WHAT IS BEING ASKED -
Copy each line below exactly and leave the pictures out.

::: EXERCISE INPUT

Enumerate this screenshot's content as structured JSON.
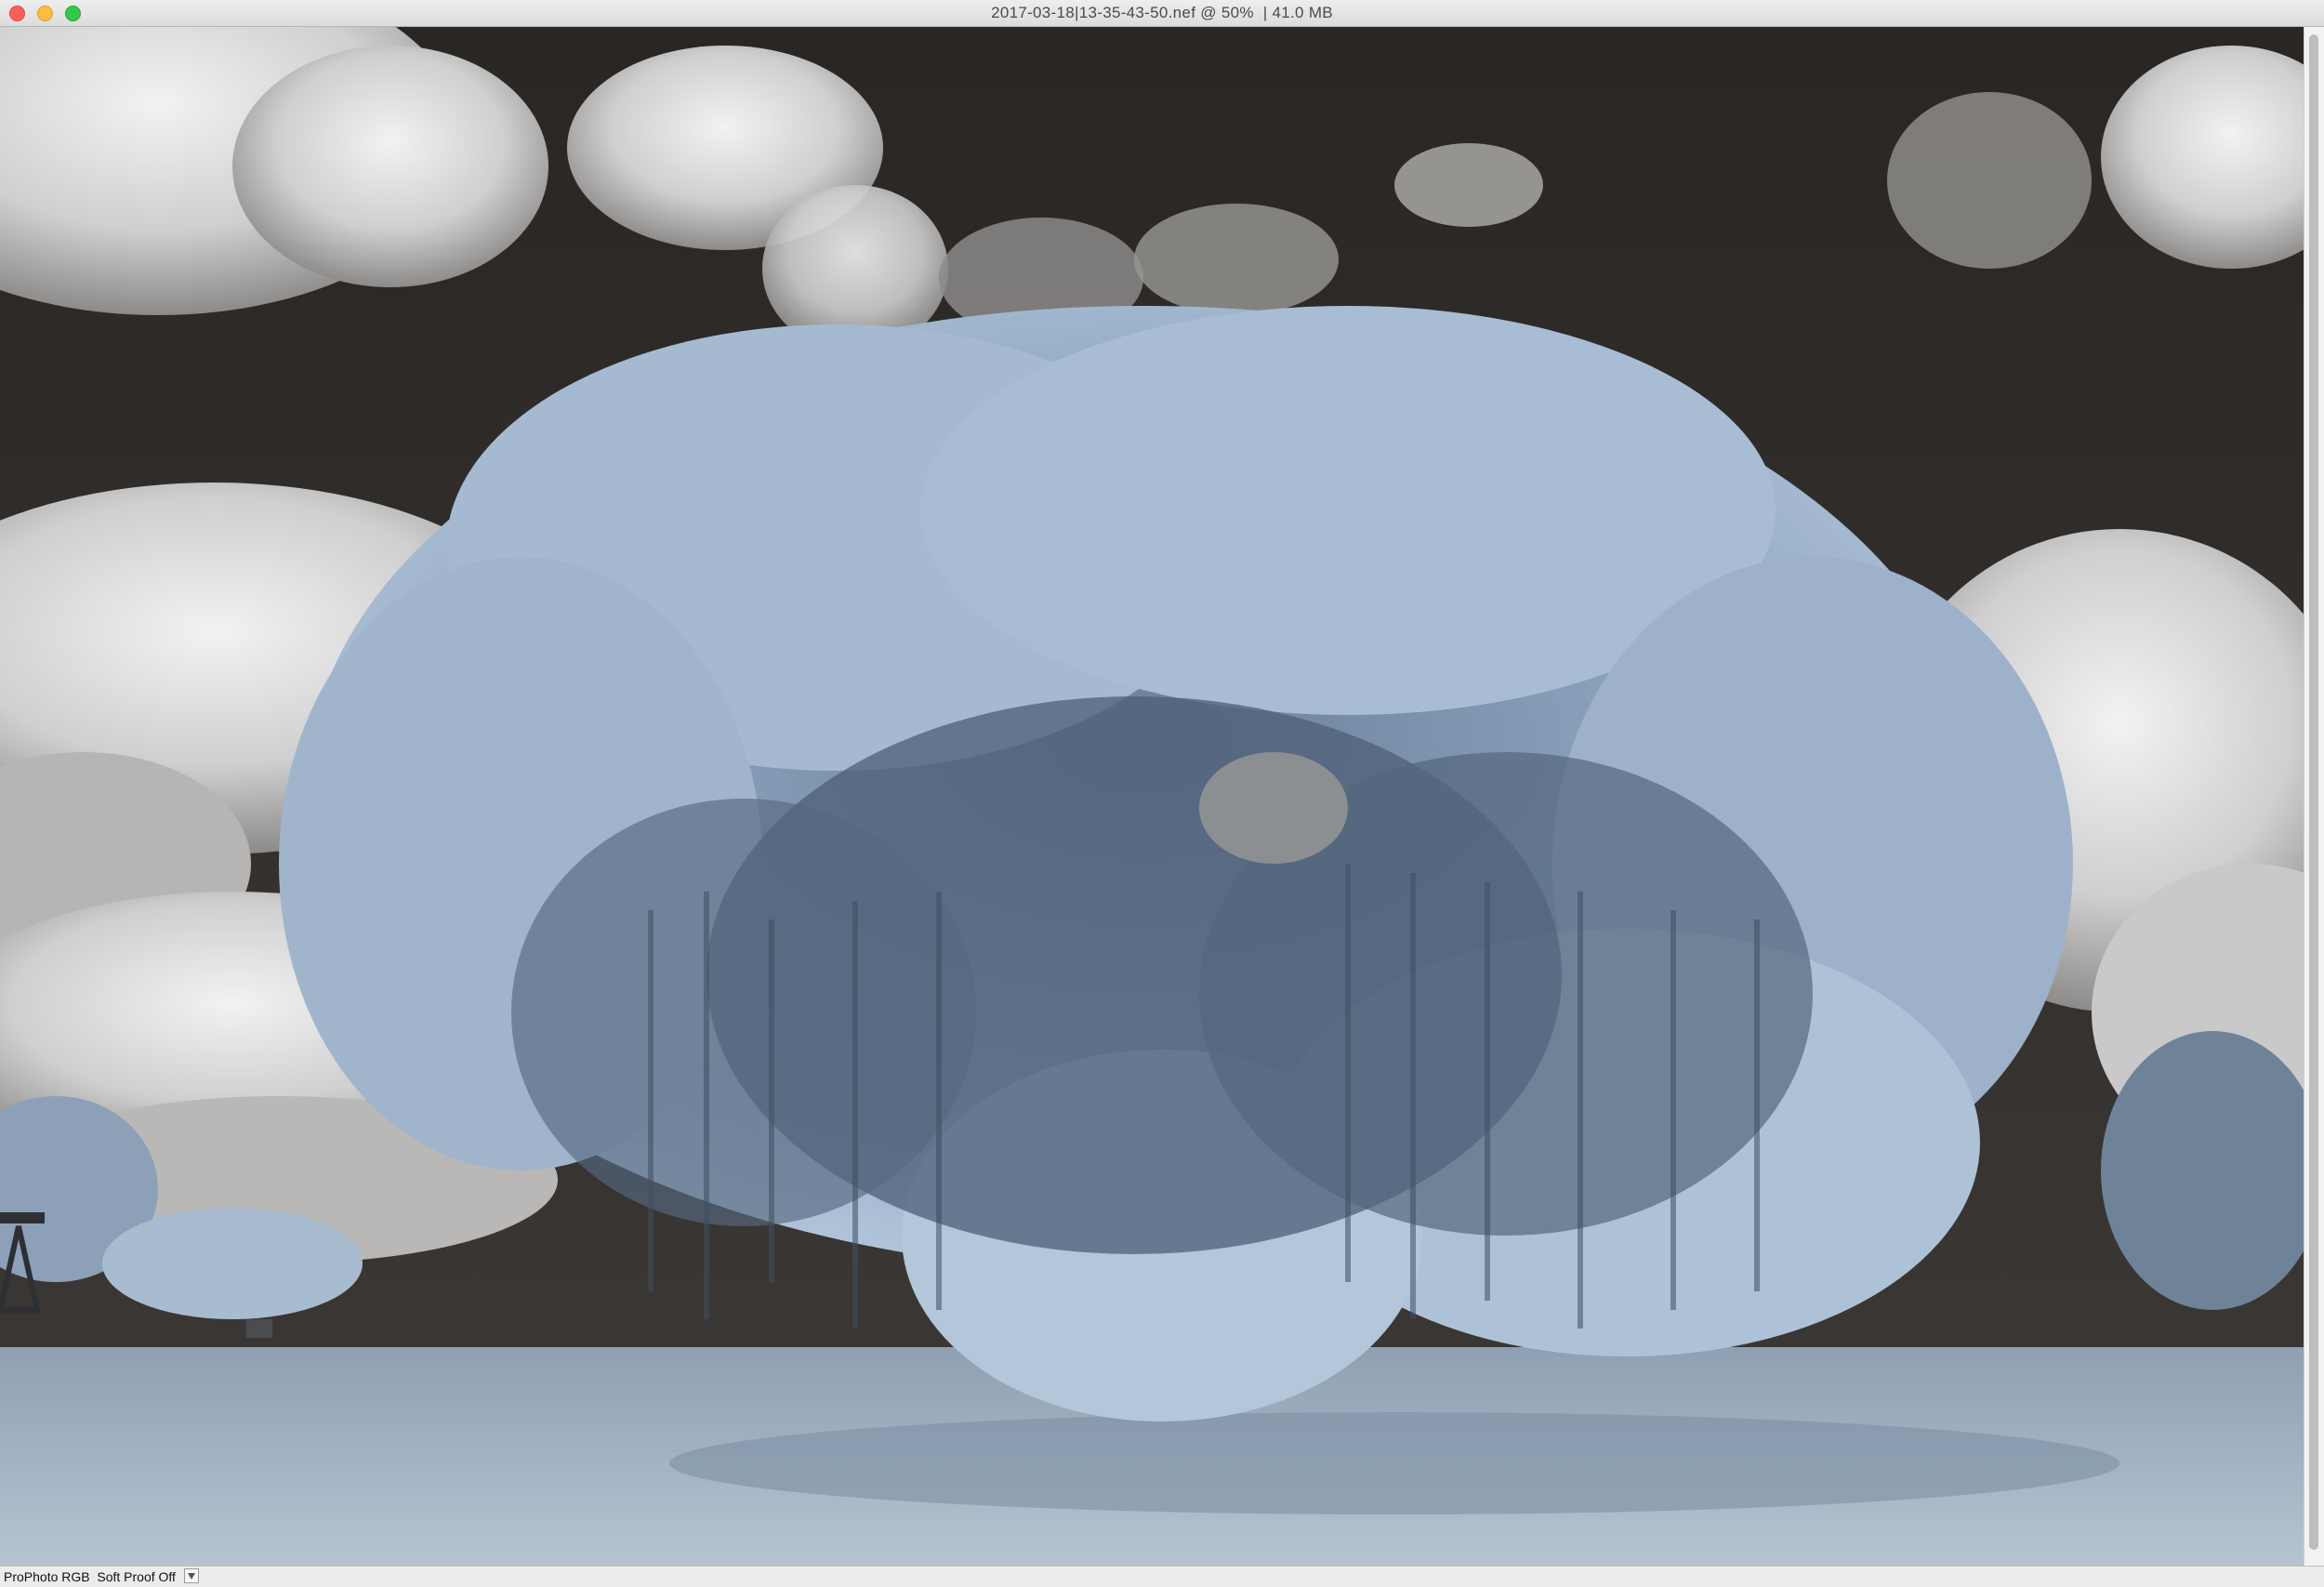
{
  "window": {
    "title": "2017-03-18|13-35-43-50.nef @ 50%  | 41.0 MB"
  },
  "status": {
    "text": "ProPhoto RGB  Soft Proof Off",
    "menu_icon": "triangle-down-icon"
  },
  "photo": {
    "description_icon": "infrared-tree-photo",
    "colors": {
      "sky": "#322e2c",
      "cloud": "#d6d6d6",
      "foliage": "#9fb6cf",
      "foliage_dark": "#4e6078",
      "ground": "#a7b6c6"
    }
  }
}
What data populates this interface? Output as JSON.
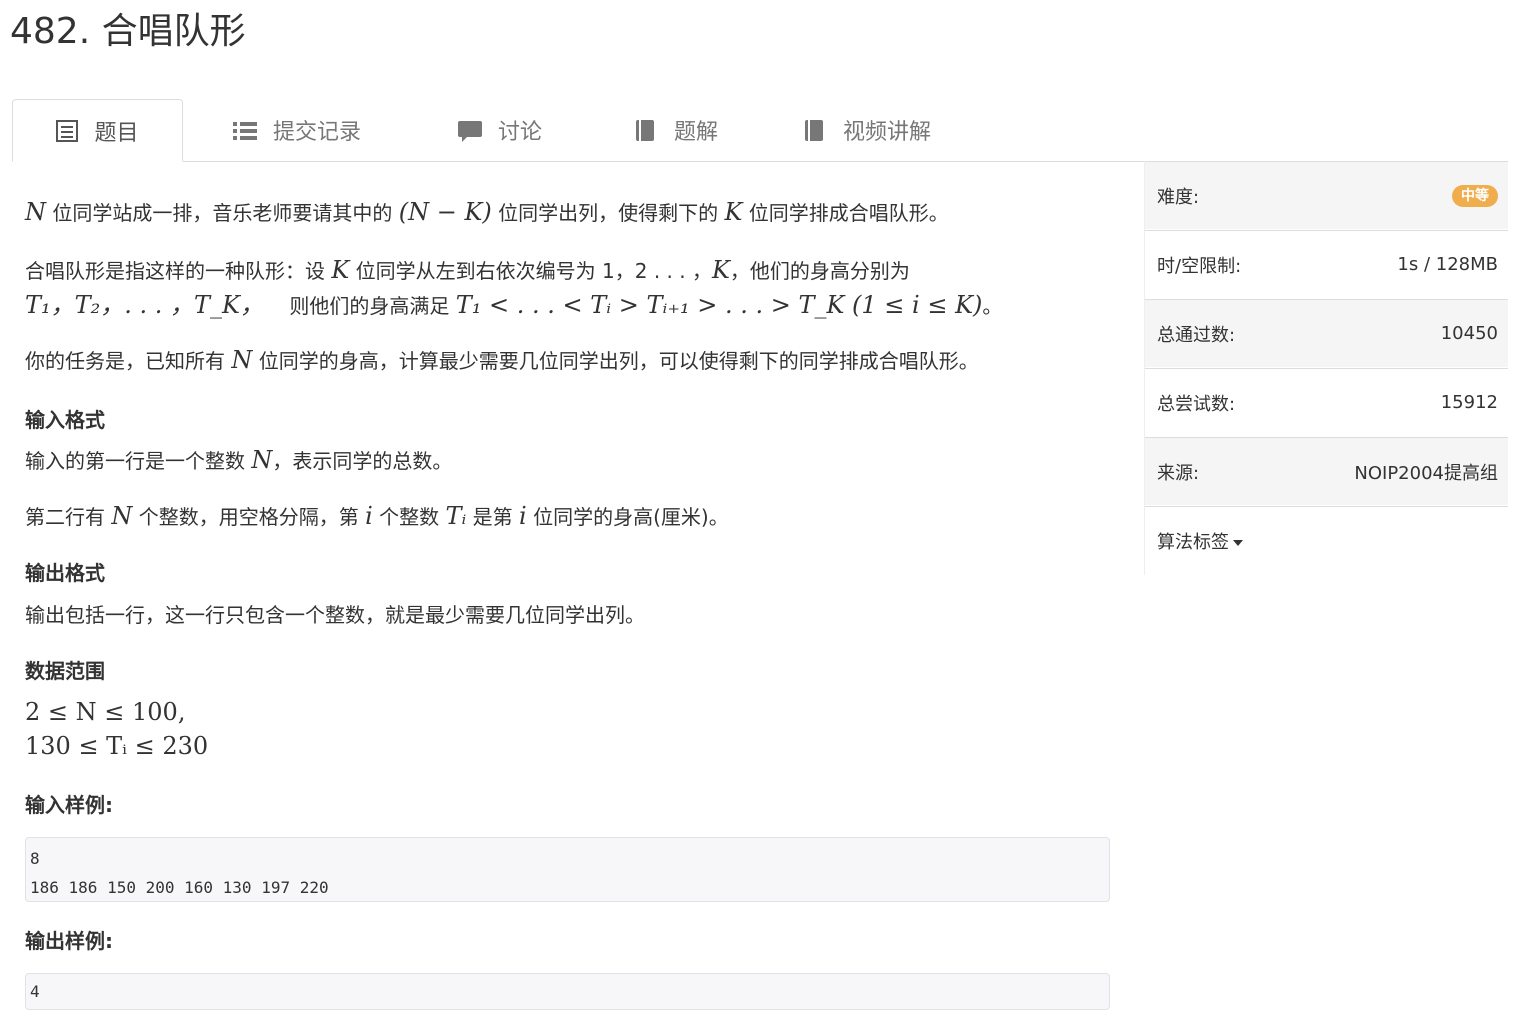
{
  "title": "482. 合唱队形",
  "tabs": [
    {
      "label": "题目",
      "icon": "document-icon",
      "active": true
    },
    {
      "label": "提交记录",
      "icon": "list-icon"
    },
    {
      "label": "讨论",
      "icon": "comment-icon"
    },
    {
      "label": "题解",
      "icon": "book-icon"
    },
    {
      "label": "视频讲解",
      "icon": "book-icon"
    }
  ],
  "problem": {
    "p1_a": "N",
    "p1_b": " 位同学站成一排，音乐老师要请其中的 ",
    "p1_c": "(N − K)",
    "p1_d": " 位同学出列，使得剩下的 ",
    "p1_e": "K",
    "p1_f": " 位同学排成合唱队形。",
    "p2_a": "合唱队形是指这样的一种队形：设 ",
    "p2_b": "K",
    "p2_c": " 位同学从左到右依次编号为 1，2 . . . ，",
    "p2_d": "K",
    "p2_e": "，他们的身高分别为",
    "p2_f": "T₁，T₂，. . . ，T_K，",
    "p2_g": "则他们的身高满足 ",
    "p2_h": "T₁ < . . . < Tᵢ > Tᵢ₊₁ > . . . > T_K (1 ≤ i ≤ K)",
    "p2_i": "。",
    "p3_a": "你的任务是，已知所有 ",
    "p3_b": "N",
    "p3_c": " 位同学的身高，计算最少需要几位同学出列，可以使得剩下的同学排成合唱队形。",
    "input_heading": "输入格式",
    "input_l1_a": "输入的第一行是一个整数 ",
    "input_l1_b": "N",
    "input_l1_c": "，表示同学的总数。",
    "input_l2_a": "第二行有 ",
    "input_l2_b": "N",
    "input_l2_c": " 个整数，用空格分隔，第 ",
    "input_l2_d": "i",
    "input_l2_e": " 个整数 ",
    "input_l2_f": "Tᵢ",
    "input_l2_g": " 是第 ",
    "input_l2_h": "i",
    "input_l2_i": " 位同学的身高(厘米)。",
    "output_heading": "输出格式",
    "output_text": "输出包括一行，这一行只包含一个整数，就是最少需要几位同学出列。",
    "range_heading": "数据范围",
    "range_1": "2 ≤ N ≤ 100,",
    "range_2": "130 ≤ Tᵢ ≤ 230",
    "sample_in_heading": "输入样例:",
    "sample_in": "8\n186 186 150 200 160 130 197 220",
    "sample_out_heading": "输出样例:",
    "sample_out": "4"
  },
  "sidebar": {
    "difficulty_label": "难度:",
    "difficulty_value": "中等",
    "limit_label": "时/空限制:",
    "limit_value": "1s / 128MB",
    "passed_label": "总通过数:",
    "passed_value": "10450",
    "tries_label": "总尝试数:",
    "tries_value": "15912",
    "source_label": "来源:",
    "source_value": "NOIP2004提高组",
    "tags_label": "算法标签"
  },
  "colors": {
    "badge": "#f0ad4e",
    "code_bg": "#f7f7f9",
    "sidebar_gray": "#f5f5f5"
  }
}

::::::

SOLUTION FOR THIS PROBLEM -
Enumerate this screenshot's content as structured JSON.
{
  "window": {
    "title": "2017-03-18|13-35-43-50.nef @ 50%  | 41.0 MB"
  },
  "status": {
    "text": "ProPhoto RGB  Soft Proof Off",
    "menu_icon": "triangle-down-icon"
  },
  "photo": {
    "description_icon": "infrared-tree-photo",
    "colors": {
      "sky": "#322e2c",
      "cloud": "#d6d6d6",
      "foliage": "#9fb6cf",
      "foliage_dark": "#4e6078",
      "ground": "#a7b6c6"
    }
  }
}
What data populates this interface? Output as JSON.
{
  "title": "482. 合唱队形",
  "tabs": [
    {
      "label": "题目",
      "icon": "document-icon",
      "active": true
    },
    {
      "label": "提交记录",
      "icon": "list-icon"
    },
    {
      "label": "讨论",
      "icon": "comment-icon"
    },
    {
      "label": "题解",
      "icon": "book-icon"
    },
    {
      "label": "视频讲解",
      "icon": "book-icon"
    }
  ],
  "problem": {
    "p1_a": "N",
    "p1_b": " 位同学站成一排，音乐老师要请其中的 ",
    "p1_c": "(N − K)",
    "p1_d": " 位同学出列，使得剩下的 ",
    "p1_e": "K",
    "p1_f": " 位同学排成合唱队形。",
    "p2_a": "合唱队形是指这样的一种队形：设 ",
    "p2_b": "K",
    "p2_c": " 位同学从左到右依次编号为 1，2 . . . ，",
    "p2_d": "K",
    "p2_e": "，他们的身高分别为",
    "p2_f": "T₁，T₂，. . . ，T_K，",
    "p2_g": "则他们的身高满足 ",
    "p2_h": "T₁ < . . . < Tᵢ > Tᵢ₊₁ > . . . > T_K (1 ≤ i ≤ K)",
    "p2_i": "。",
    "p3_a": "你的任务是，已知所有 ",
    "p3_b": "N",
    "p3_c": " 位同学的身高，计算最少需要几位同学出列，可以使得剩下的同学排成合唱队形。",
    "input_heading": "输入格式",
    "input_l1_a": "输入的第一行是一个整数 ",
    "input_l1_b": "N",
    "input_l1_c": "，表示同学的总数。",
    "input_l2_a": "第二行有 ",
    "input_l2_b": "N",
    "input_l2_c": " 个整数，用空格分隔，第 ",
    "input_l2_d": "i",
    "input_l2_e": " 个整数 ",
    "input_l2_f": "Tᵢ",
    "input_l2_g": " 是第 ",
    "input_l2_h": "i",
    "input_l2_i": " 位同学的身高(厘米)。",
    "output_heading": "输出格式",
    "output_text": "输出包括一行，这一行只包含一个整数，就是最少需要几位同学出列。",
    "range_heading": "数据范围",
    "range_1": "2 ≤ N ≤ 100,",
    "range_2": "130 ≤ Tᵢ ≤ 230",
    "sample_in_heading": "输入样例:",
    "sample_in": "8\n186 186 150 200 160 130 197 220",
    "sample_out_heading": "输出样例:",
    "sample_out": "4"
  },
  "sidebar": {
    "difficulty_label": "难度:",
    "difficulty_value": "中等",
    "limit_label": "时/空限制:",
    "limit_value": "1s / 128MB",
    "passed_label": "总通过数:",
    "passed_value": "10450",
    "tries_label": "总尝试数:",
    "tries_value": "15912",
    "source_label": "来源:",
    "source_value": "NOIP2004提高组",
    "tags_label": "算法标签"
  },
  "colors": {
    "badge": "#f0ad4e",
    "code_bg": "#f7f7f9",
    "sidebar_gray": "#f5f5f5"
  }
}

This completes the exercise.